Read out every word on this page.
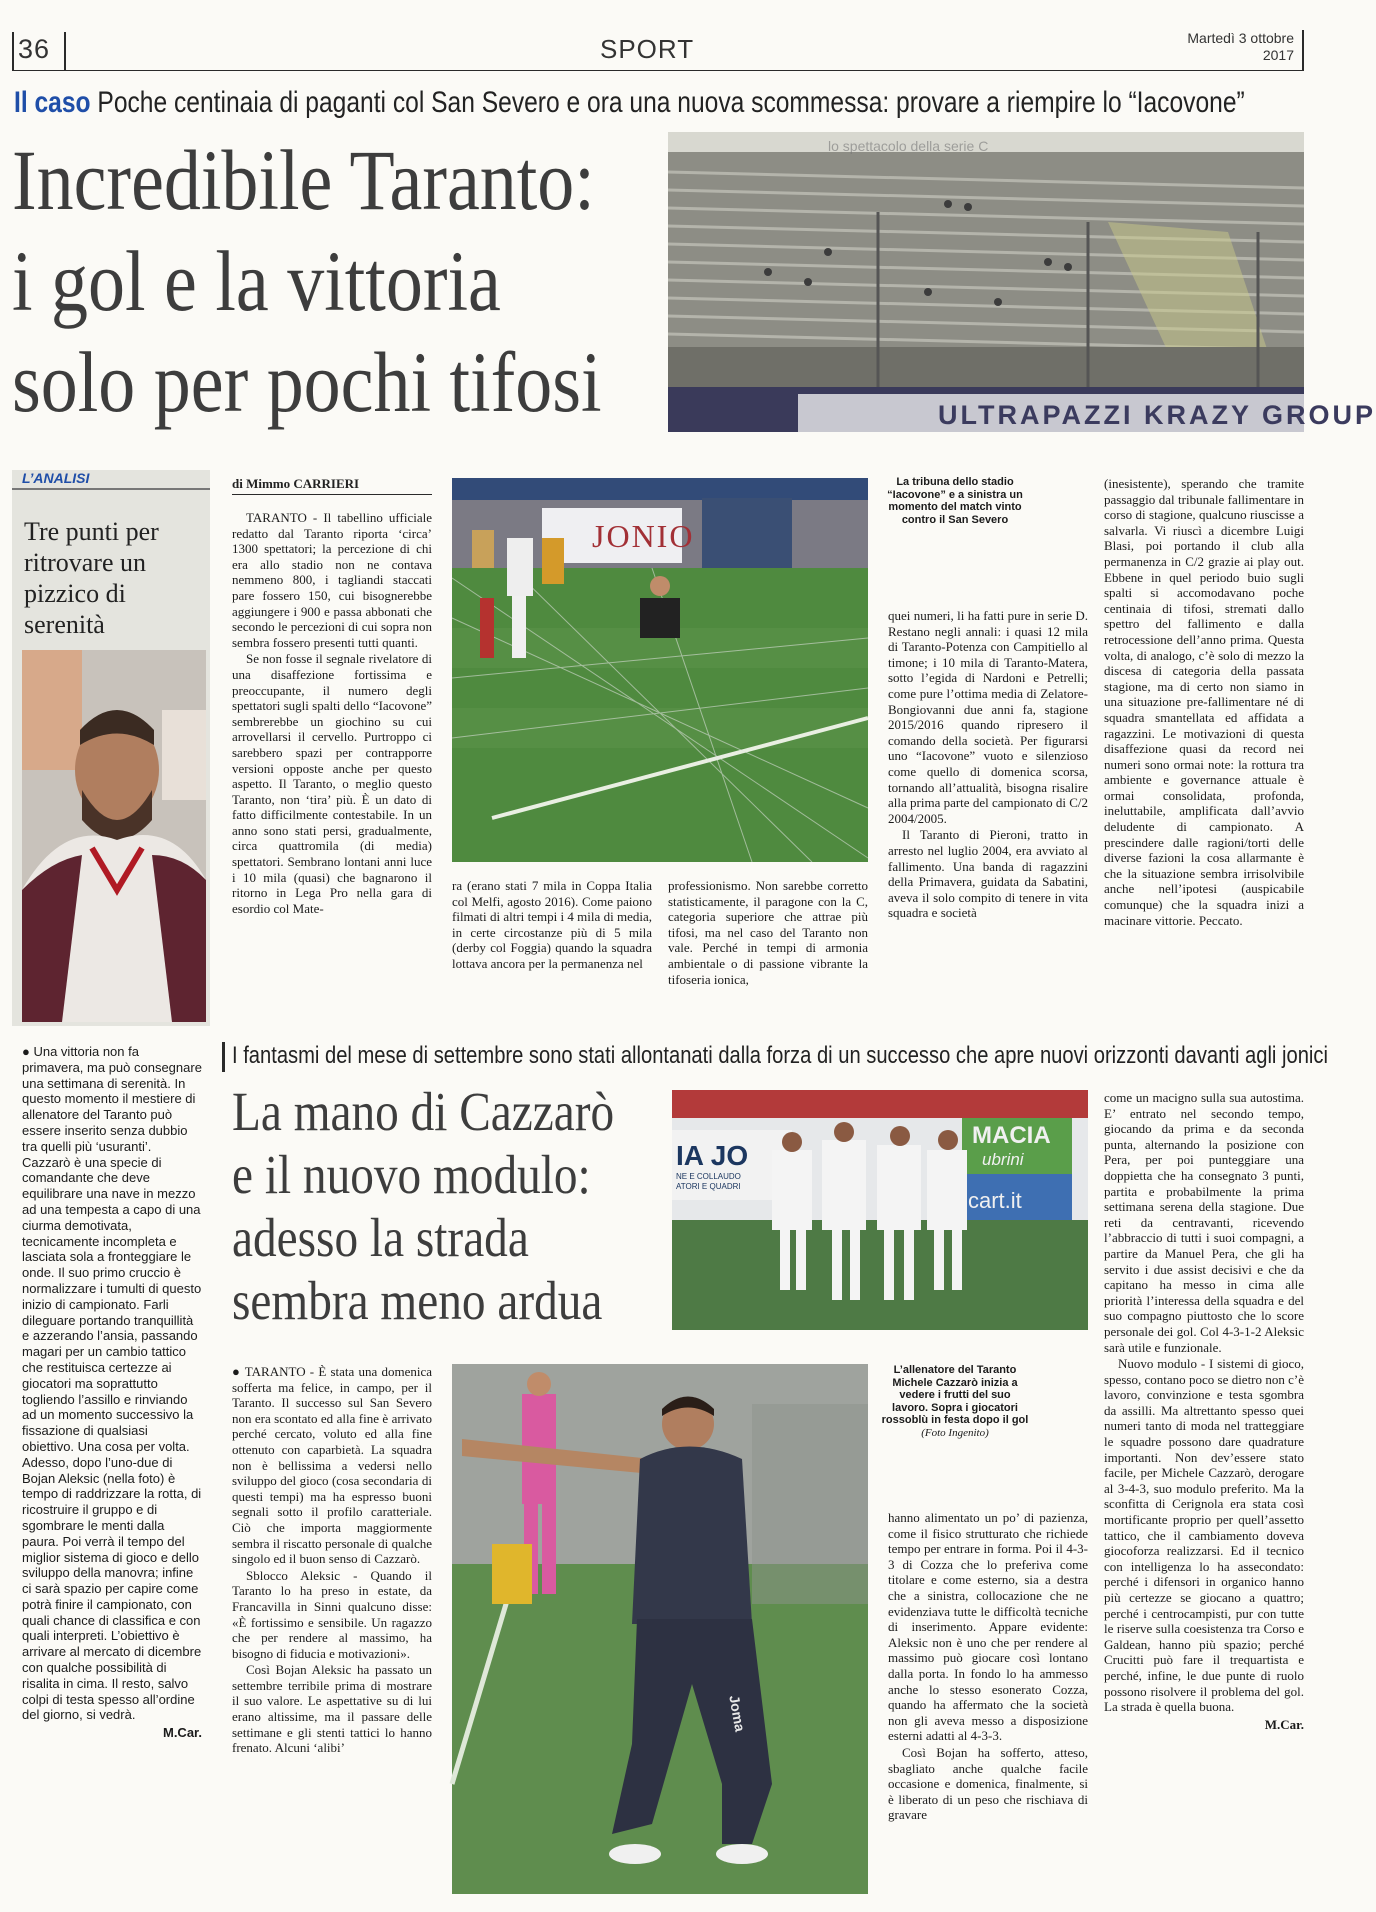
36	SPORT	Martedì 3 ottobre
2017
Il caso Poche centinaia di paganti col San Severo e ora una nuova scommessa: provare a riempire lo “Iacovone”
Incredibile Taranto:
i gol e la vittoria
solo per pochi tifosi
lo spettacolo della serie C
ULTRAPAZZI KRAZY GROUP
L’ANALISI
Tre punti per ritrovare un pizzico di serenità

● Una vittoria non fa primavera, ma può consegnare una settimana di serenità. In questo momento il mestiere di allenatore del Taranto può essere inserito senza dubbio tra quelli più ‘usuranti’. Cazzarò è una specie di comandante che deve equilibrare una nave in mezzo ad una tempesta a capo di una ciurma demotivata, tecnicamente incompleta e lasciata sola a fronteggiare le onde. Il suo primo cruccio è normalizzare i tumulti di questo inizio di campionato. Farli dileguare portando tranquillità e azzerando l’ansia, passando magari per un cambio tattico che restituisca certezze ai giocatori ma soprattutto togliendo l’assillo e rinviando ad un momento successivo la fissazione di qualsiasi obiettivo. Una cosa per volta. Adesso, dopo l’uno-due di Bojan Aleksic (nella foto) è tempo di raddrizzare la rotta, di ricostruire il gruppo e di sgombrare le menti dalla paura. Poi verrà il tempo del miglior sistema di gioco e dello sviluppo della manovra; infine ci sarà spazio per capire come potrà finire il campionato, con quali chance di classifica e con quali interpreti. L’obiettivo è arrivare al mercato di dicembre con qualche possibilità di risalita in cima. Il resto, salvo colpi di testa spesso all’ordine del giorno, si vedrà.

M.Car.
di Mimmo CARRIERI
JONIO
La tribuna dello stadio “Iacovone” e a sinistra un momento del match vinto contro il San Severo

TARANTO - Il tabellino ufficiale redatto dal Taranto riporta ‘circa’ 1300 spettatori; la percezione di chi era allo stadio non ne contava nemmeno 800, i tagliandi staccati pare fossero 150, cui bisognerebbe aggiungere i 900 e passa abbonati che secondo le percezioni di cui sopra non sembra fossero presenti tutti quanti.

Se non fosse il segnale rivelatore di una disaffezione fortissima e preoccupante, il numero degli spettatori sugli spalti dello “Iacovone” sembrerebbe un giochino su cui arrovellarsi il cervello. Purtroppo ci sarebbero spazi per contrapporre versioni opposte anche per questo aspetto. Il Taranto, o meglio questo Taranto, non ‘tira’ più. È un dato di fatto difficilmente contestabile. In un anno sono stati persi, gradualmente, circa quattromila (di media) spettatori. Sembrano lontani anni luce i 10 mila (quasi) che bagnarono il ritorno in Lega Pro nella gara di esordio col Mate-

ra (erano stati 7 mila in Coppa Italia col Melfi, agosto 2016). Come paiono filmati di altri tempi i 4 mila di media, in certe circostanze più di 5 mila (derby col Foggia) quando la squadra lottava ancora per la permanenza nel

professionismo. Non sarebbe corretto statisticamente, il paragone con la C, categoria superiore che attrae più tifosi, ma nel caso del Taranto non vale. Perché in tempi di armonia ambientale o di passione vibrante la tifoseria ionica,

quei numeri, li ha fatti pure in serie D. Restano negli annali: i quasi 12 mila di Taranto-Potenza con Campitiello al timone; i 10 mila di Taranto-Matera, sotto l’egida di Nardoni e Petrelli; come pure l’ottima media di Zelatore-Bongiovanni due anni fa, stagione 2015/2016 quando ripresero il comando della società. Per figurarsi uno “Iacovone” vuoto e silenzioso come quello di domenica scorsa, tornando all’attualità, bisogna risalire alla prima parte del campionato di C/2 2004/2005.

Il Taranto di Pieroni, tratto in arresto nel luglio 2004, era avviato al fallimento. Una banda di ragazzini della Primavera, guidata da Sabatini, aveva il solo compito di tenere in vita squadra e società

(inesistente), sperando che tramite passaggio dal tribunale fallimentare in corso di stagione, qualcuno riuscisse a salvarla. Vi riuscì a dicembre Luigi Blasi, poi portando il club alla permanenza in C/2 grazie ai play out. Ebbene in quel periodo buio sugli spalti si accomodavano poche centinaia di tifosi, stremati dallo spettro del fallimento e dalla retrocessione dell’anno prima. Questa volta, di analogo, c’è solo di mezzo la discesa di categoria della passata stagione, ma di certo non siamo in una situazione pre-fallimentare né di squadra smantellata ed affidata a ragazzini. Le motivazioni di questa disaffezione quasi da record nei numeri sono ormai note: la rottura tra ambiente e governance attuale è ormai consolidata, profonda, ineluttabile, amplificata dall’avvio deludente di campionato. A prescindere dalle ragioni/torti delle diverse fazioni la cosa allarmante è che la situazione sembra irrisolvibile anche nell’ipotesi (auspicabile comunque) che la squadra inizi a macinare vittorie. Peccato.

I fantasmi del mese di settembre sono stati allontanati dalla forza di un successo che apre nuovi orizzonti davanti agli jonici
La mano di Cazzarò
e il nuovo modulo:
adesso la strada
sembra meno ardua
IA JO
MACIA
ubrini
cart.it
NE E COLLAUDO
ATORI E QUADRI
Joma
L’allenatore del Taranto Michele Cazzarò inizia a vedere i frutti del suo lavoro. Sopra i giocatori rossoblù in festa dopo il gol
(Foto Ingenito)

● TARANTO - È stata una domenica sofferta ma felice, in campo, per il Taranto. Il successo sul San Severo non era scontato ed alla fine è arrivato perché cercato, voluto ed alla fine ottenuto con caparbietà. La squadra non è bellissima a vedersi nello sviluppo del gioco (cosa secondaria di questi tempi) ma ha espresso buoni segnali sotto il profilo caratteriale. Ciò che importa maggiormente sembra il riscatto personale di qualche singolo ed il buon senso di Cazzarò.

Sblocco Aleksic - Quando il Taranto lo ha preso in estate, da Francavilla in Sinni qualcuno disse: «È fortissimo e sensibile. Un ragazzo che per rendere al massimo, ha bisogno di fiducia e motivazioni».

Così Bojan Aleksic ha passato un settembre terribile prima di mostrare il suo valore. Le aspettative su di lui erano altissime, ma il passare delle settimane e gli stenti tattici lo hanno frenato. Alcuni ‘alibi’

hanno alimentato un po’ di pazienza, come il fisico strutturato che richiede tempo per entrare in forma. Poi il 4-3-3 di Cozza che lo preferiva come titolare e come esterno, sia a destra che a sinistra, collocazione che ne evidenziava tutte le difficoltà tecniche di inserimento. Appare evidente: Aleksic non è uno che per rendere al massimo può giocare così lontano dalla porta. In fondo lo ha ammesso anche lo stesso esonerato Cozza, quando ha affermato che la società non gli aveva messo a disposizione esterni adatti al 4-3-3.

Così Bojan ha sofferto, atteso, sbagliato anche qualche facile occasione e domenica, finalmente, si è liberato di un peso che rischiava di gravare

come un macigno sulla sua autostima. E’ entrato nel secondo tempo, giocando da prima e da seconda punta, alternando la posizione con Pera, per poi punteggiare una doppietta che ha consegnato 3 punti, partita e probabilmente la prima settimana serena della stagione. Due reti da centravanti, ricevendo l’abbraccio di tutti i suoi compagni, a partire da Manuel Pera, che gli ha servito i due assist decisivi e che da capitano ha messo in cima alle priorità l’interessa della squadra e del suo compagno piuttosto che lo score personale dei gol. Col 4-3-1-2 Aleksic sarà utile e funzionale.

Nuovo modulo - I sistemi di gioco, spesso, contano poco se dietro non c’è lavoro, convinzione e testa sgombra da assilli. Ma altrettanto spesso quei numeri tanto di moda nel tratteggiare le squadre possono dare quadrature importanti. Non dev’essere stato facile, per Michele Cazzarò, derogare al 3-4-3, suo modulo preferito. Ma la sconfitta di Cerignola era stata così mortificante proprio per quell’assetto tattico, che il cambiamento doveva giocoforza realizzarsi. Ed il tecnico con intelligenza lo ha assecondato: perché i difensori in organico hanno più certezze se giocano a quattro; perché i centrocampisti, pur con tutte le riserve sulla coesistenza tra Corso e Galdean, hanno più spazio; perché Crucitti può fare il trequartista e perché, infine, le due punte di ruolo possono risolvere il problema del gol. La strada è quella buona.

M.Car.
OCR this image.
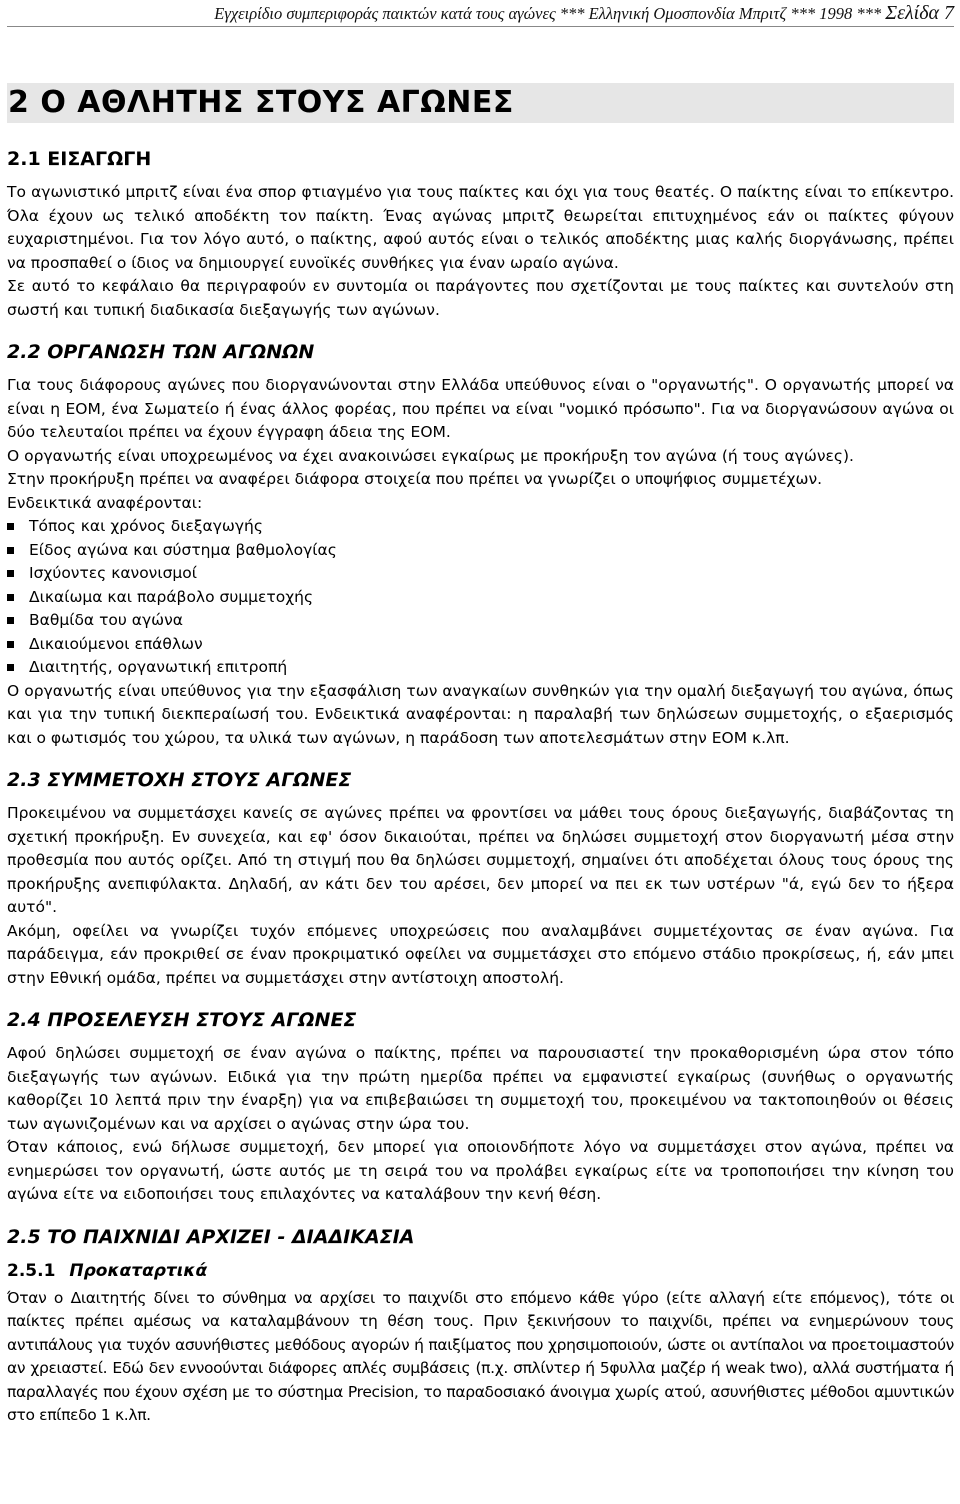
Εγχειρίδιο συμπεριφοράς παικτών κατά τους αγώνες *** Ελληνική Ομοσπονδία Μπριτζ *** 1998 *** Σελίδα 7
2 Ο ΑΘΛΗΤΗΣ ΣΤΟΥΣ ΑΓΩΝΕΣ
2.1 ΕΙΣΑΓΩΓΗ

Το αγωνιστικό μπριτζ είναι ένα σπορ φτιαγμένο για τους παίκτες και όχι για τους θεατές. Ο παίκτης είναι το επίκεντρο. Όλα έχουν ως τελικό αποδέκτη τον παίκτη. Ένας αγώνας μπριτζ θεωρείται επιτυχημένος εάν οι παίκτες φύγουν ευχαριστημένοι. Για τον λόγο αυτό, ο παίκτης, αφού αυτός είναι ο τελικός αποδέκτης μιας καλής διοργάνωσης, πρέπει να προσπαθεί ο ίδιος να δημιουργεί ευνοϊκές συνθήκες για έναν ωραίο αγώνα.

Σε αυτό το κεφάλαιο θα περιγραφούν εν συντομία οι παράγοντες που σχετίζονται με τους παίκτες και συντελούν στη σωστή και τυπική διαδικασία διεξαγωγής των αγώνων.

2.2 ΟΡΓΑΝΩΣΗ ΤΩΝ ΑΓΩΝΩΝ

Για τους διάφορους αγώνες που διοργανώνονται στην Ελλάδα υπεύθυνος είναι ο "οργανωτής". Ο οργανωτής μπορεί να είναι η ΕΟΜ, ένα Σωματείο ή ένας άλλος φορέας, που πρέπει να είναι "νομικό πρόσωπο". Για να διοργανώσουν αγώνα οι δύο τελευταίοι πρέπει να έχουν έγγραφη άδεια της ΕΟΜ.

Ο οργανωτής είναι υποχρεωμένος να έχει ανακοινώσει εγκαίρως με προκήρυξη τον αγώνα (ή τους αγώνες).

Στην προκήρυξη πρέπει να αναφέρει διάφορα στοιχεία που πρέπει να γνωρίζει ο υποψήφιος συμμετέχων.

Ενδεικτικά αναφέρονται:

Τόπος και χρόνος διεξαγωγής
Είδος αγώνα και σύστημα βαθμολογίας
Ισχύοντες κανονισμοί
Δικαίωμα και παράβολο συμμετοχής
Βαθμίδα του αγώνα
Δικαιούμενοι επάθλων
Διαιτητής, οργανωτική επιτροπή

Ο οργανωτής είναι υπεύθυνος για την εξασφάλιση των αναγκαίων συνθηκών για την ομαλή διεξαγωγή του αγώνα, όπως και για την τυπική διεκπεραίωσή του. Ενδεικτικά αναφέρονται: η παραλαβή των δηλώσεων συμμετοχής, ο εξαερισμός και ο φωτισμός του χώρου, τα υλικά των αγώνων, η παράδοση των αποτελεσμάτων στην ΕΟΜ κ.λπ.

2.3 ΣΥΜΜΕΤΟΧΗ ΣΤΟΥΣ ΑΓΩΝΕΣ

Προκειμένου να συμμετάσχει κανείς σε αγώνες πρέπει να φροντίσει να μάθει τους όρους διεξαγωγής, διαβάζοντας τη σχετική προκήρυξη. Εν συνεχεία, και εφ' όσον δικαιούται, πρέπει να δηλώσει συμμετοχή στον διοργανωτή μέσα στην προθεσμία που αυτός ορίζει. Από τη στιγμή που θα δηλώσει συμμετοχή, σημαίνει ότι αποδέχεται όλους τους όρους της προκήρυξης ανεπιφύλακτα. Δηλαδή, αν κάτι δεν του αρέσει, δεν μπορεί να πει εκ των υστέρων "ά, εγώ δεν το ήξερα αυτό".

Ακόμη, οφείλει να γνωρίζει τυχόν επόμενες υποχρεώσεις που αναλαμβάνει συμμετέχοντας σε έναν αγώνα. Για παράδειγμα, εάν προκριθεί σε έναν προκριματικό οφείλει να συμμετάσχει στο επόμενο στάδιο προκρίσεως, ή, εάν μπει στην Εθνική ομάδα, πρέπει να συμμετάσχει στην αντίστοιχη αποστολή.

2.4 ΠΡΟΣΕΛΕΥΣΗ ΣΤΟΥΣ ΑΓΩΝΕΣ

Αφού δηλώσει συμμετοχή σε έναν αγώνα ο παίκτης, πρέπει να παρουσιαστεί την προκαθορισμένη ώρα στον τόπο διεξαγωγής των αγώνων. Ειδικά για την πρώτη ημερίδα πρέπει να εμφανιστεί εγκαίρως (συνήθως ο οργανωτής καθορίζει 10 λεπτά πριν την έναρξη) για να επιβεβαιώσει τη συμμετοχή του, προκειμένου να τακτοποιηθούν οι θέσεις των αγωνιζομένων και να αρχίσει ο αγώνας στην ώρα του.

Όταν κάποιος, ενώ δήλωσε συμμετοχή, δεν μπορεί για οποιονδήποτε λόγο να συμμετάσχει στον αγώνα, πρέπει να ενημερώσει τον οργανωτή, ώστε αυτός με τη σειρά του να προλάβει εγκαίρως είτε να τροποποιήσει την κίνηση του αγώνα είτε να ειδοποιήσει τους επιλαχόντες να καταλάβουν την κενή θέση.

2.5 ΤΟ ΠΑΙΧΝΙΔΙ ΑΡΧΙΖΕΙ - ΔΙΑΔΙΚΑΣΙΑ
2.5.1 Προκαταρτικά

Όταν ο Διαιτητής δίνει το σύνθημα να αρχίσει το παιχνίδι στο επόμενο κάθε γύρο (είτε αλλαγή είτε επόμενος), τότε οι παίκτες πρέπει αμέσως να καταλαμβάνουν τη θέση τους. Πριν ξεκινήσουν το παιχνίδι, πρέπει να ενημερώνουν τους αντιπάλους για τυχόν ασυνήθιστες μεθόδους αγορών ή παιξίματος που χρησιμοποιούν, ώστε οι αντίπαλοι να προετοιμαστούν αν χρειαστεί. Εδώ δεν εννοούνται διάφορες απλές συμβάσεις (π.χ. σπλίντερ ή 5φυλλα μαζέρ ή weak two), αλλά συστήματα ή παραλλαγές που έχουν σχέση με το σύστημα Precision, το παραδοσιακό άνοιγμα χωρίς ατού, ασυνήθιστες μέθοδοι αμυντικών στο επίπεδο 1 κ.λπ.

════════

Exercise aim: Take every line from the data that contains the word "τυπική".

Correct answer:
Σε αυτό το κεφάλαιο θα περιγραφούν εν συντομία οι παράγοντες που σχετίζονται με τους παίκτες και συντελούν στη σωστή και τυπική διαδικασία διεξαγωγής των αγώνων.
Ο οργανωτής είναι υπεύθυνος για την εξασφάλιση των αναγκαίων συνθηκών για την ομαλή διεξαγωγή του αγώνα, όπως και για την τυπική διεκπεραίωσή του. Ενδεικτικά αναφέρονται: η παραλαβή των δηλώσεων συμμετοχής, ο εξαερισμός και ο φωτισμός του χώρου, τα υλικά των αγώνων, η παράδοση των αποτελεσμάτων στην ΕΟΜ κ.λπ.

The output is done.